▸ **What to work on**
Determine how many lines of the entries contain "wildflower". Reply with that number alone.

————

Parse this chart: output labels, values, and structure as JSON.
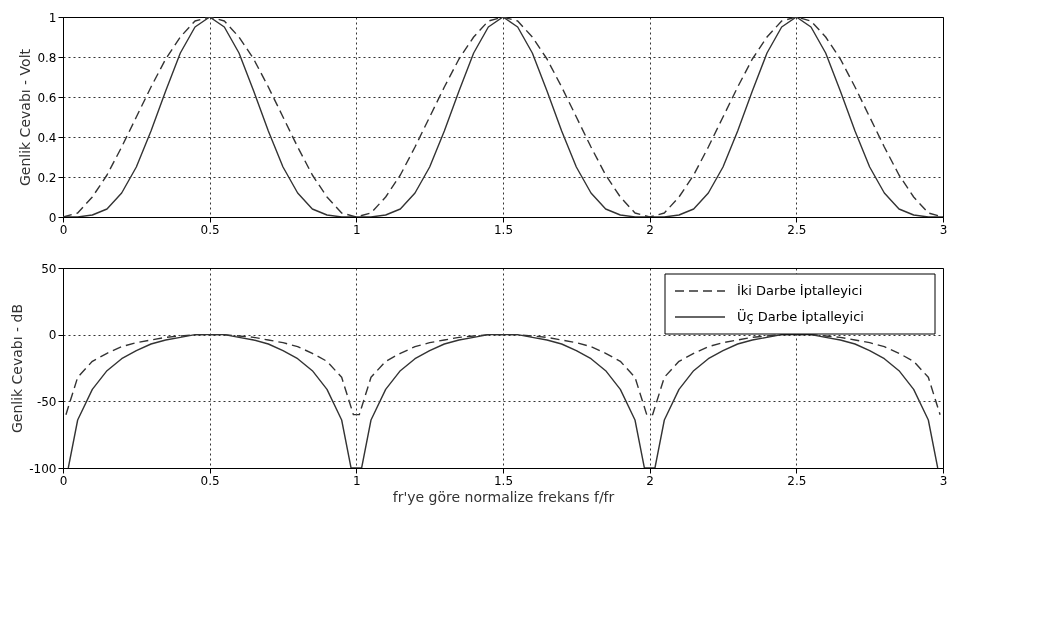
{
  "chart_data": [
    {
      "type": "line",
      "ylabel": "Genlik Cevabı - Volt",
      "xlim": [
        0,
        3
      ],
      "ylim": [
        0,
        1
      ],
      "xticks": [
        0,
        0.5,
        1,
        1.5,
        2,
        2.5,
        3
      ],
      "yticks": [
        0,
        0.2,
        0.4,
        0.6,
        0.8,
        1
      ],
      "grid": true,
      "series": [
        {
          "color": "#333333",
          "line_style": "dashed",
          "x": [
            0,
            0.05,
            0.1,
            0.15,
            0.2,
            0.25,
            0.3,
            0.35,
            0.4,
            0.45,
            0.5,
            0.55,
            0.6,
            0.65,
            0.7,
            0.75,
            0.8,
            0.85,
            0.9,
            0.95,
            1,
            1.05,
            1.1,
            1.15,
            1.2,
            1.25,
            1.3,
            1.35,
            1.4,
            1.45,
            1.5,
            1.55,
            1.6,
            1.65,
            1.7,
            1.75,
            1.8,
            1.85,
            1.9,
            1.95,
            2,
            2.05,
            2.1,
            2.15,
            2.2,
            2.25,
            2.3,
            2.35,
            2.4,
            2.45,
            2.5,
            2.55,
            2.6,
            2.65,
            2.7,
            2.75,
            2.8,
            2.85,
            2.9,
            2.95,
            3
          ],
          "values": [
            0,
            0.02,
            0.1,
            0.21,
            0.35,
            0.5,
            0.65,
            0.79,
            0.9,
            0.98,
            1,
            0.98,
            0.9,
            0.79,
            0.65,
            0.5,
            0.35,
            0.21,
            0.1,
            0.02,
            0,
            0.02,
            0.1,
            0.21,
            0.35,
            0.5,
            0.65,
            0.79,
            0.9,
            0.98,
            1,
            0.98,
            0.9,
            0.79,
            0.65,
            0.5,
            0.35,
            0.21,
            0.1,
            0.02,
            0,
            0.02,
            0.1,
            0.21,
            0.35,
            0.5,
            0.65,
            0.79,
            0.9,
            0.98,
            1,
            0.98,
            0.9,
            0.79,
            0.65,
            0.5,
            0.35,
            0.21,
            0.1,
            0.02,
            0
          ]
        },
        {
          "color": "#333333",
          "line_style": "solid",
          "x": [
            0,
            0.05,
            0.1,
            0.15,
            0.2,
            0.25,
            0.3,
            0.35,
            0.4,
            0.45,
            0.5,
            0.55,
            0.6,
            0.65,
            0.7,
            0.75,
            0.8,
            0.85,
            0.9,
            0.95,
            1,
            1.05,
            1.1,
            1.15,
            1.2,
            1.25,
            1.3,
            1.35,
            1.4,
            1.45,
            1.5,
            1.55,
            1.6,
            1.65,
            1.7,
            1.75,
            1.8,
            1.85,
            1.9,
            1.95,
            2,
            2.05,
            2.1,
            2.15,
            2.2,
            2.25,
            2.3,
            2.35,
            2.4,
            2.45,
            2.5,
            2.55,
            2.6,
            2.65,
            2.7,
            2.75,
            2.8,
            2.85,
            2.9,
            2.95,
            3
          ],
          "values": [
            0,
            0,
            0.01,
            0.04,
            0.12,
            0.25,
            0.43,
            0.63,
            0.82,
            0.95,
            1,
            0.95,
            0.82,
            0.63,
            0.43,
            0.25,
            0.12,
            0.04,
            0.01,
            0,
            0,
            0,
            0.01,
            0.04,
            0.12,
            0.25,
            0.43,
            0.63,
            0.82,
            0.95,
            1,
            0.95,
            0.82,
            0.63,
            0.43,
            0.25,
            0.12,
            0.04,
            0.01,
            0,
            0,
            0,
            0.01,
            0.04,
            0.12,
            0.25,
            0.43,
            0.63,
            0.82,
            0.95,
            1,
            0.95,
            0.82,
            0.63,
            0.43,
            0.25,
            0.12,
            0.04,
            0.01,
            0,
            0
          ]
        }
      ]
    },
    {
      "type": "line",
      "ylabel": "Genlik Cevabı - dB",
      "xlabel": "fr'ye göre normalize frekans f/fr",
      "xlim": [
        0,
        3
      ],
      "ylim": [
        -100,
        50
      ],
      "xticks": [
        0,
        0.5,
        1,
        1.5,
        2,
        2.5,
        3
      ],
      "yticks": [
        -100,
        -50,
        0,
        50
      ],
      "grid": true,
      "legend": "top right",
      "series": [
        {
          "name": "İki Darbe İptalleyici",
          "color": "#333333",
          "line_style": "dashed",
          "x": [
            0.01,
            0.05,
            0.1,
            0.15,
            0.2,
            0.25,
            0.3,
            0.35,
            0.4,
            0.45,
            0.5,
            0.55,
            0.6,
            0.65,
            0.7,
            0.75,
            0.8,
            0.85,
            0.9,
            0.95,
            0.99,
            1.01,
            1.05,
            1.1,
            1.15,
            1.2,
            1.25,
            1.3,
            1.35,
            1.4,
            1.45,
            1.5,
            1.55,
            1.6,
            1.65,
            1.7,
            1.75,
            1.8,
            1.85,
            1.9,
            1.95,
            1.99,
            2.01,
            2.05,
            2.1,
            2.15,
            2.2,
            2.25,
            2.3,
            2.35,
            2.4,
            2.45,
            2.5,
            2.55,
            2.6,
            2.65,
            2.7,
            2.75,
            2.8,
            2.85,
            2.9,
            2.95,
            2.99
          ],
          "values": [
            -60,
            -32,
            -20,
            -14,
            -9,
            -6,
            -4,
            -2,
            -1,
            0,
            0,
            0,
            -1,
            -2,
            -4,
            -6,
            -9,
            -14,
            -20,
            -32,
            -60,
            -60,
            -32,
            -20,
            -14,
            -9,
            -6,
            -4,
            -2,
            -1,
            0,
            0,
            0,
            -1,
            -2,
            -4,
            -6,
            -9,
            -14,
            -20,
            -32,
            -60,
            -60,
            -32,
            -20,
            -14,
            -9,
            -6,
            -4,
            -2,
            -1,
            0,
            0,
            0,
            -1,
            -2,
            -4,
            -6,
            -9,
            -14,
            -20,
            -32,
            -60
          ]
        },
        {
          "name": "Üç Darbe İptalleyici",
          "color": "#333333",
          "line_style": "solid",
          "x": [
            0.018,
            0.05,
            0.1,
            0.15,
            0.2,
            0.25,
            0.3,
            0.35,
            0.4,
            0.45,
            0.5,
            0.55,
            0.6,
            0.65,
            0.7,
            0.75,
            0.8,
            0.85,
            0.9,
            0.95,
            0.982,
            1.018,
            1.05,
            1.1,
            1.15,
            1.2,
            1.25,
            1.3,
            1.35,
            1.4,
            1.45,
            1.5,
            1.55,
            1.6,
            1.65,
            1.7,
            1.75,
            1.8,
            1.85,
            1.9,
            1.95,
            1.982,
            2.018,
            2.05,
            2.1,
            2.15,
            2.2,
            2.25,
            2.3,
            2.35,
            2.4,
            2.45,
            2.5,
            2.55,
            2.6,
            2.65,
            2.7,
            2.75,
            2.8,
            2.85,
            2.9,
            2.95,
            2.982
          ],
          "values": [
            -100,
            -64,
            -41,
            -27,
            -18,
            -12,
            -7,
            -4,
            -2,
            0,
            0,
            0,
            -2,
            -4,
            -7,
            -12,
            -18,
            -27,
            -41,
            -64,
            -100,
            -100,
            -64,
            -41,
            -27,
            -18,
            -12,
            -7,
            -4,
            -2,
            0,
            0,
            0,
            -2,
            -4,
            -7,
            -12,
            -18,
            -27,
            -41,
            -64,
            -100,
            -100,
            -64,
            -41,
            -27,
            -18,
            -12,
            -7,
            -4,
            -2,
            0,
            0,
            0,
            -2,
            -4,
            -7,
            -12,
            -18,
            -27,
            -41,
            -64,
            -100
          ]
        }
      ]
    }
  ]
}
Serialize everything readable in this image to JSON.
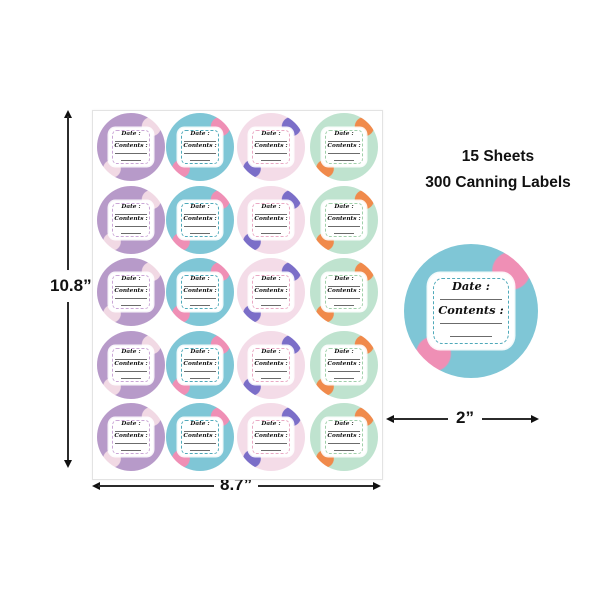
{
  "headline": {
    "line1": "15 Sheets",
    "line2": "300 Canning Labels"
  },
  "dimensions": {
    "sheet_height": "10.8”",
    "sheet_width": "8.7”",
    "label_diameter": "2”"
  },
  "label_text": {
    "date": "Date :",
    "contents": "Contents :"
  },
  "sheet": {
    "rows": 5,
    "columns": 4,
    "column_themes": [
      "purple-floral",
      "blue-rose",
      "lavender-wildflower",
      "mint-orange-floral"
    ]
  },
  "themes": {
    "purple-floral": {
      "bg": "#b79ac9",
      "accent": "#f1d9e4",
      "frame": "#caa6d6"
    },
    "blue-rose": {
      "bg": "#7fc6d6",
      "accent": "#ef8fb5",
      "frame": "#4fa9b9"
    },
    "lavender-wildflower": {
      "bg": "#f4dce8",
      "accent": "#7b6ec8",
      "frame": "#e9a9c4"
    },
    "mint-orange-floral": {
      "bg": "#bfe3cf",
      "accent": "#f08a4b",
      "frame": "#9fcfa9"
    }
  },
  "colors": {
    "text": "#111111",
    "arrow": "#2b2b2b",
    "sheet_border": "#e3e3e3"
  }
}
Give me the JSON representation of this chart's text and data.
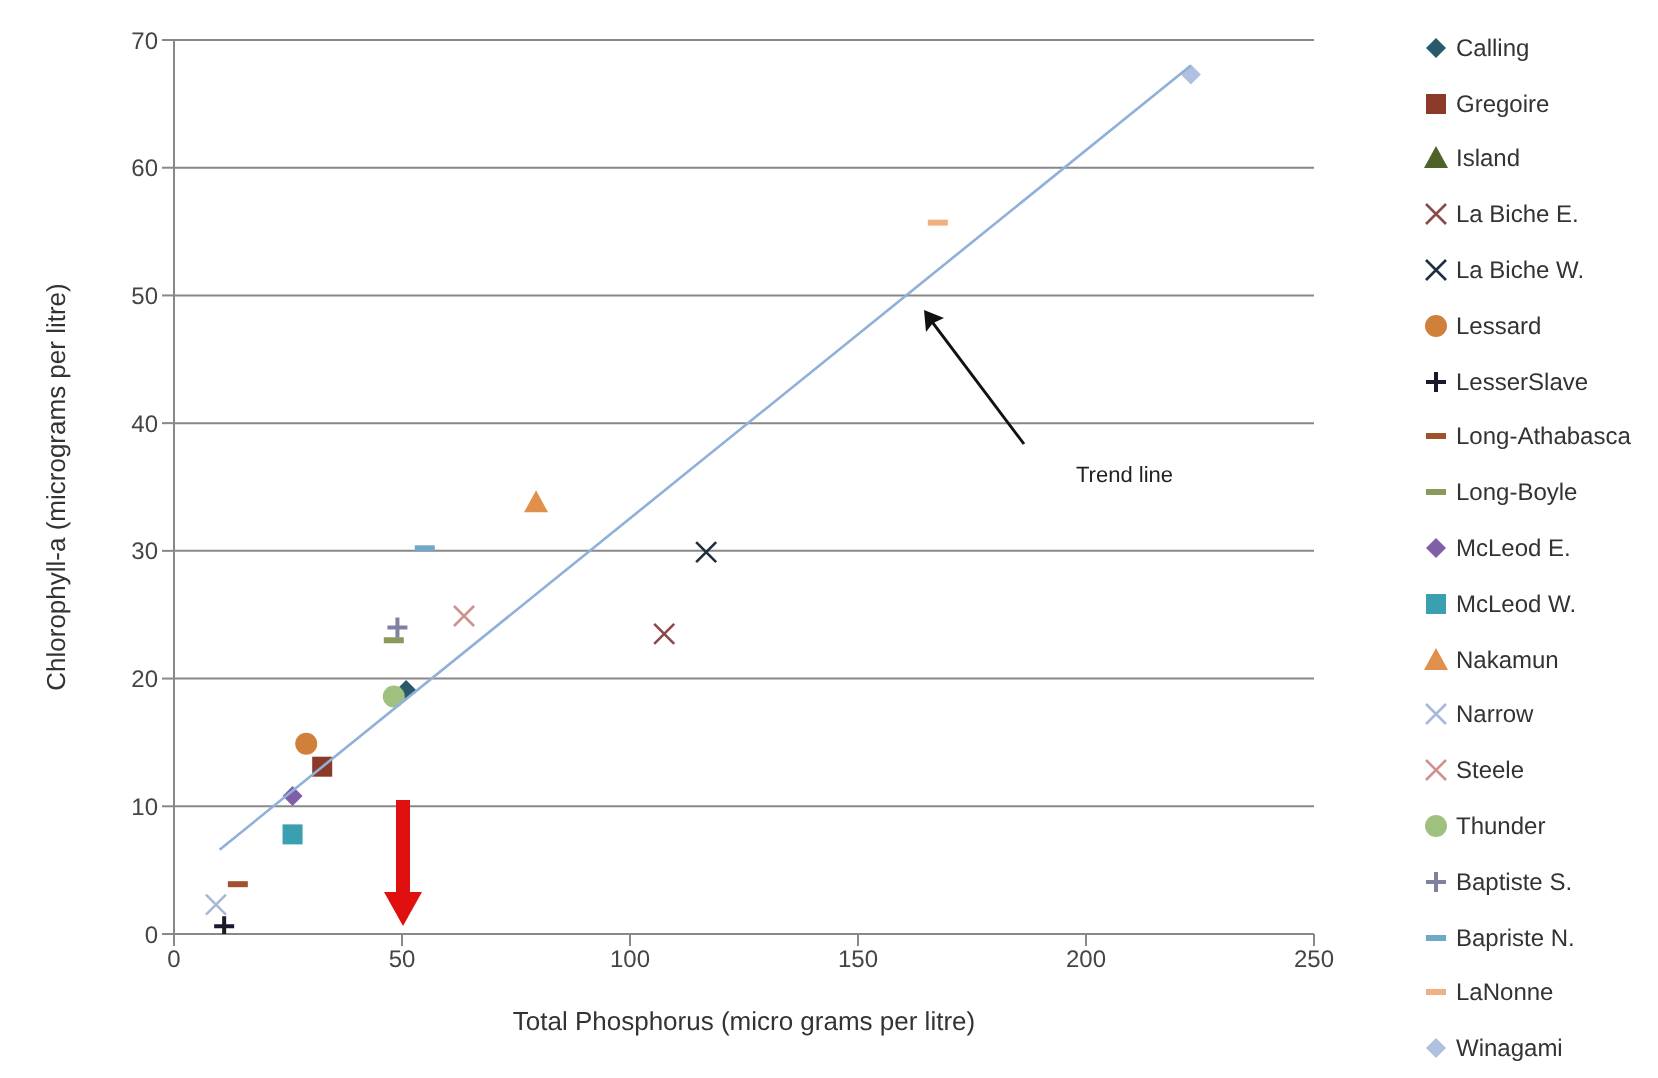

————

▸ **Exercise answer**
2